All lines in which the word "дотримання" occurs are to be extracted.

MATERIAL FOR THIS TASK -
• • • • • • •
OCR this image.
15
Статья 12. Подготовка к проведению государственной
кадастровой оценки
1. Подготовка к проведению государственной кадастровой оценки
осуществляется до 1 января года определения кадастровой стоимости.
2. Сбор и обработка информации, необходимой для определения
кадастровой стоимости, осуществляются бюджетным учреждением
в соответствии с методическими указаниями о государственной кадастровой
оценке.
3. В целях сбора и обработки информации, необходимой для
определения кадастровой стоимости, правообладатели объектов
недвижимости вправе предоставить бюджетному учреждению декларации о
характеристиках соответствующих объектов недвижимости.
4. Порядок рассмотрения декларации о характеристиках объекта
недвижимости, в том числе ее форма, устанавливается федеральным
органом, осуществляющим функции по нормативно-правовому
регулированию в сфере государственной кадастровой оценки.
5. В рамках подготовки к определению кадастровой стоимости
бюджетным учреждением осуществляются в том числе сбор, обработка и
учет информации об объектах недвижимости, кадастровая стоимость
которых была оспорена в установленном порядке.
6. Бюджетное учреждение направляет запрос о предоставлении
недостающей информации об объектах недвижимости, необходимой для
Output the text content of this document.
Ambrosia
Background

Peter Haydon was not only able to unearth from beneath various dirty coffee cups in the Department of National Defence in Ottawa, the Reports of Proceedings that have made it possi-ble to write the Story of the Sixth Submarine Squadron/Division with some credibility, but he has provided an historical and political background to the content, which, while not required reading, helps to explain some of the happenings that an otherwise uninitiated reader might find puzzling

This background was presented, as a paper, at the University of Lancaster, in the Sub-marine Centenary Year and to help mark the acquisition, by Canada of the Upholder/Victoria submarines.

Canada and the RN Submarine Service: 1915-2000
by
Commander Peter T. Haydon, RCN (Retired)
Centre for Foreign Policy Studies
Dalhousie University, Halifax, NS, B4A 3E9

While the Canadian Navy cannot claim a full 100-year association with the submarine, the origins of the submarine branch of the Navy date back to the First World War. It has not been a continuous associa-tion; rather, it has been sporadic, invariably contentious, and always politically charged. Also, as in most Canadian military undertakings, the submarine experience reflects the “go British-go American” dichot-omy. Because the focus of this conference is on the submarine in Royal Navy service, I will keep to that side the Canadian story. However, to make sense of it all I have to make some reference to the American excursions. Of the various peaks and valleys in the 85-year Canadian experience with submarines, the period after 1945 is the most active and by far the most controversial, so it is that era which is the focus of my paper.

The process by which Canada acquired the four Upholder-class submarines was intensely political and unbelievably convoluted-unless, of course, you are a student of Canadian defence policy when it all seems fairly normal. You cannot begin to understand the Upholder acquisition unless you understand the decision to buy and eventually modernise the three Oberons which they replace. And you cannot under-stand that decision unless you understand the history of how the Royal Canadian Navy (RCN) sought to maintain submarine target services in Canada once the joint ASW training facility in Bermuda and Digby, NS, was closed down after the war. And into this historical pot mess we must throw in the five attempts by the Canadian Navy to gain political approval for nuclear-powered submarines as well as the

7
• • • • • • •
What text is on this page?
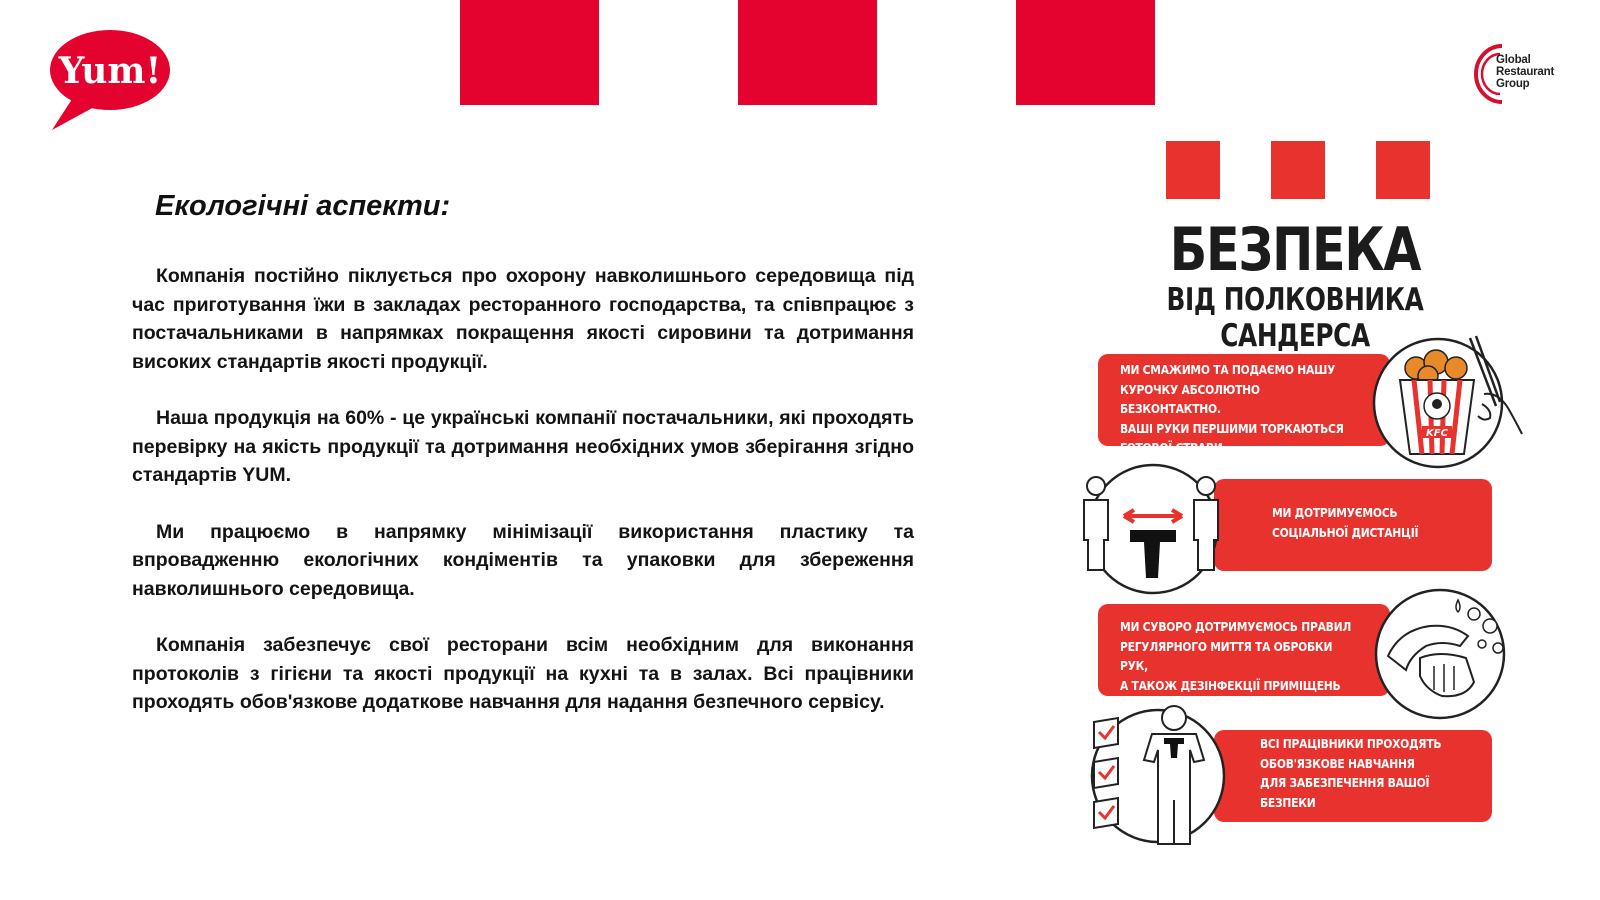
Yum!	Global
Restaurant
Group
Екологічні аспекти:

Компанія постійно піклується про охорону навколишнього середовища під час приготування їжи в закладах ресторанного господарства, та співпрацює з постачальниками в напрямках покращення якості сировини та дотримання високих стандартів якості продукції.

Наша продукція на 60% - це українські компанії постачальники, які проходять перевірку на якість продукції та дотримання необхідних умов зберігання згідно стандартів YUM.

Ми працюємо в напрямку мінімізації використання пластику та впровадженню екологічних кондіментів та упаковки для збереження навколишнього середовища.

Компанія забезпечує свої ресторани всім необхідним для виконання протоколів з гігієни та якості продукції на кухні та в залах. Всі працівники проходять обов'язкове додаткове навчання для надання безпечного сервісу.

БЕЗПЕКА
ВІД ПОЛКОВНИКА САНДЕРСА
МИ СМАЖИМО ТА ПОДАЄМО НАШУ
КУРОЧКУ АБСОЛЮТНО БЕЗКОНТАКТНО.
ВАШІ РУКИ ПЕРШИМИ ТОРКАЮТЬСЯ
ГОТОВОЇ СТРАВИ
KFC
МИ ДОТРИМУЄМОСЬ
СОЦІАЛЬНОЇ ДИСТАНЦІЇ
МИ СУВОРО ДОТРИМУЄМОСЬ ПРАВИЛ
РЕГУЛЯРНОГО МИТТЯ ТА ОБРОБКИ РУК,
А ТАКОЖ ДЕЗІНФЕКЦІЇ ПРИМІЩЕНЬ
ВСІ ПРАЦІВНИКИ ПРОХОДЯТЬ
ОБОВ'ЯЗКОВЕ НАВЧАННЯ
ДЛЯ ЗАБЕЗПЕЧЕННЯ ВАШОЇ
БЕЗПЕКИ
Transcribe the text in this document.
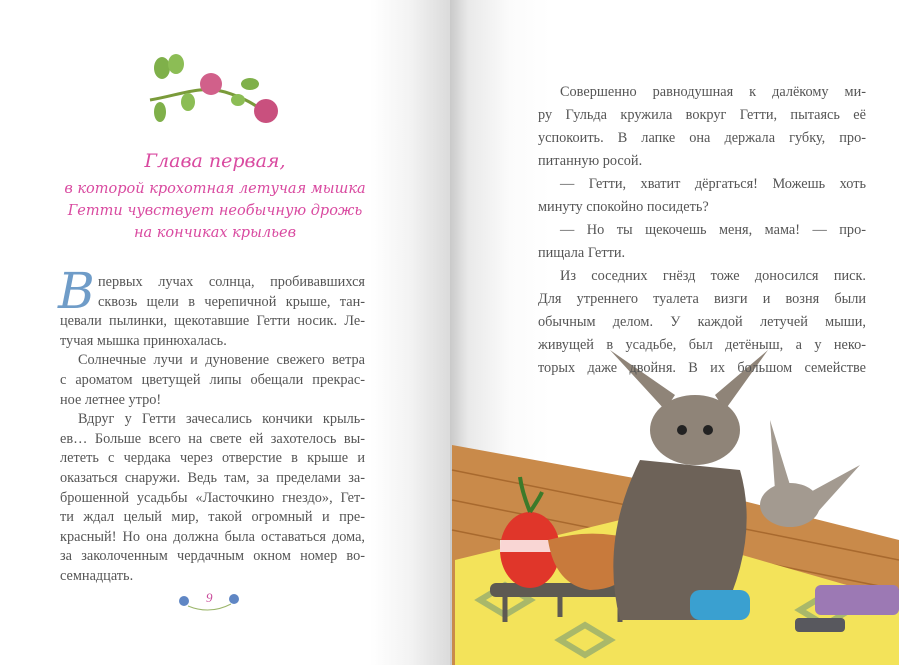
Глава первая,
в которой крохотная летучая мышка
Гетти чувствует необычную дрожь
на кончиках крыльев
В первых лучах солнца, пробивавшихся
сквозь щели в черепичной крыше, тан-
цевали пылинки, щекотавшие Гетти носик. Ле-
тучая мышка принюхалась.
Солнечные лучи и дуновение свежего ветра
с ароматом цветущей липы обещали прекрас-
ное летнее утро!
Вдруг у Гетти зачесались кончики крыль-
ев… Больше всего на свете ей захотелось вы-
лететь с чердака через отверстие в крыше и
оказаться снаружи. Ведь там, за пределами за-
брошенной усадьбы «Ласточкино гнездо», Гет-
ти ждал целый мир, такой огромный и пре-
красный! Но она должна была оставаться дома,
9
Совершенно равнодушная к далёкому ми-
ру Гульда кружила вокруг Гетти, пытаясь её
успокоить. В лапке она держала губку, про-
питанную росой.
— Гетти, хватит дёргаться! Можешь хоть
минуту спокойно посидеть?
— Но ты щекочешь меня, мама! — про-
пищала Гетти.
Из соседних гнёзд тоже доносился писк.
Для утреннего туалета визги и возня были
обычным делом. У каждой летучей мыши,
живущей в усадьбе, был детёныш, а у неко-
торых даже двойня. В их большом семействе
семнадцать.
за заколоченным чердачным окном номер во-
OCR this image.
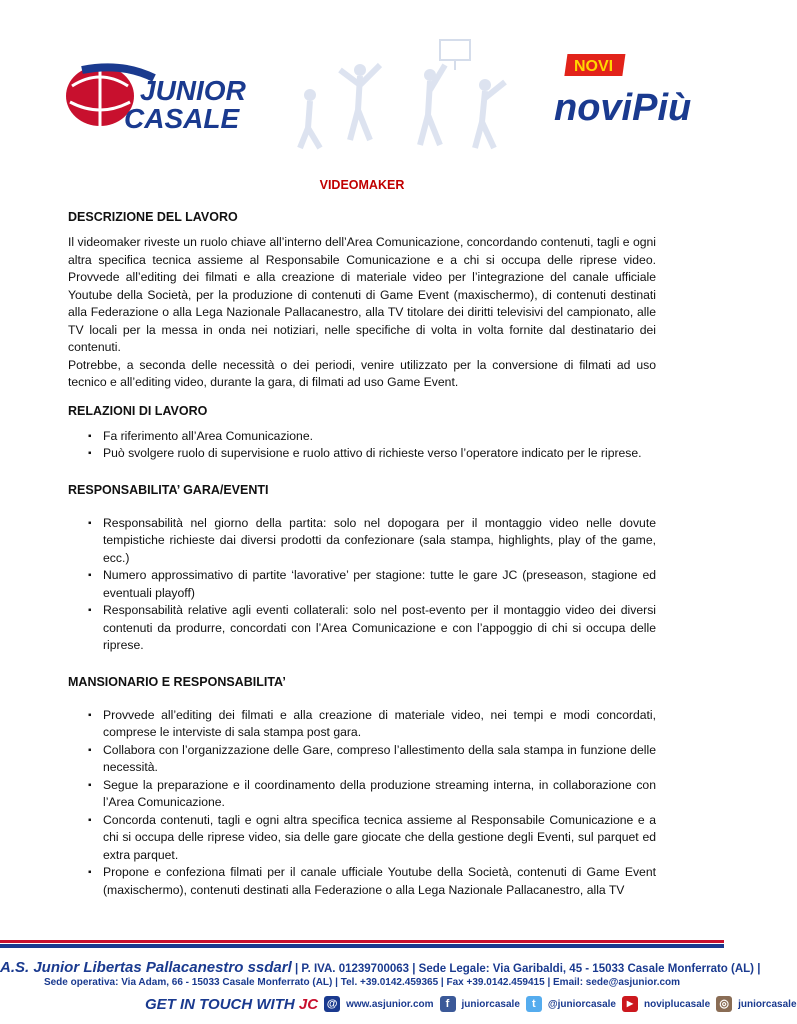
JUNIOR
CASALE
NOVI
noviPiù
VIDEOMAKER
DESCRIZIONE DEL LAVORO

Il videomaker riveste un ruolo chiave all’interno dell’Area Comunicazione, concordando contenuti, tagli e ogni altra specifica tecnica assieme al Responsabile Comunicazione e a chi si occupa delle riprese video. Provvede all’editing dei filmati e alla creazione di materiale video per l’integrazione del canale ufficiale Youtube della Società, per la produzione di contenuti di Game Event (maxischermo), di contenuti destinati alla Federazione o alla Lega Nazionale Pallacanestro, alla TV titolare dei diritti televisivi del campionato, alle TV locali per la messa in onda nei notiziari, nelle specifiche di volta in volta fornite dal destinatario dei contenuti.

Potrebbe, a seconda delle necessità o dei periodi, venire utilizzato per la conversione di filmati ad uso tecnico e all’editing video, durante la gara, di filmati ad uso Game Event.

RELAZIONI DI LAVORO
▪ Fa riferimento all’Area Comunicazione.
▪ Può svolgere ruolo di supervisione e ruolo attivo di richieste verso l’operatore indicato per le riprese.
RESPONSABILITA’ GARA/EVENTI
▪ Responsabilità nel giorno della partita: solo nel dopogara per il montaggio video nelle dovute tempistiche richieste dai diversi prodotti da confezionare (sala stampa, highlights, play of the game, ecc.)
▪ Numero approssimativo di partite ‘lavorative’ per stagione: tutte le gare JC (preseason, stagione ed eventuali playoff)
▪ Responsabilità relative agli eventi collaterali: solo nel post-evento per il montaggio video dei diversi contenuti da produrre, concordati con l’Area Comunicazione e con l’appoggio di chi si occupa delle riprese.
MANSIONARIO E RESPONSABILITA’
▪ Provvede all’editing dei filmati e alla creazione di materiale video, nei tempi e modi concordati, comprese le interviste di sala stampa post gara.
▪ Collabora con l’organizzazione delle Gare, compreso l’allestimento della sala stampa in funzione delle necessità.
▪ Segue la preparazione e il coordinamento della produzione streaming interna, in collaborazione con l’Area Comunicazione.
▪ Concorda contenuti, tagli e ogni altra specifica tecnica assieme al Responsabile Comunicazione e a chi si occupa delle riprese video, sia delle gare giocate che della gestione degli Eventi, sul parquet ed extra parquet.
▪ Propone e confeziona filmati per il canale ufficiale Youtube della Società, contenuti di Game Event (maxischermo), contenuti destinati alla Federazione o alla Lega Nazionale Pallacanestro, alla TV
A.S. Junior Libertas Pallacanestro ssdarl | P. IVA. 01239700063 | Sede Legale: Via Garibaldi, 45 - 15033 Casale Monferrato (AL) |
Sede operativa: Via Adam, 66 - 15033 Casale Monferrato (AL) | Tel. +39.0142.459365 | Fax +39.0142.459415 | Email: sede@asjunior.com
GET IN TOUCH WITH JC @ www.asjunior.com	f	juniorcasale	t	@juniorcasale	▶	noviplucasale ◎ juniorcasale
• • • • • • •
RESPONSE BELOW -
Компанія постійно піклується про охорону навколишнього середовища під час приготування їжи в закладах ресторанного господарства, та співпрацює з постачальниками в напрямках покращення якості сировини та дотримання високих стандартів якості продукції.
Наша продукція на 60% - це українські компанії постачальники, які проходять перевірку на якість продукції та дотримання необхідних умов зберігання згідно стандартів YUM.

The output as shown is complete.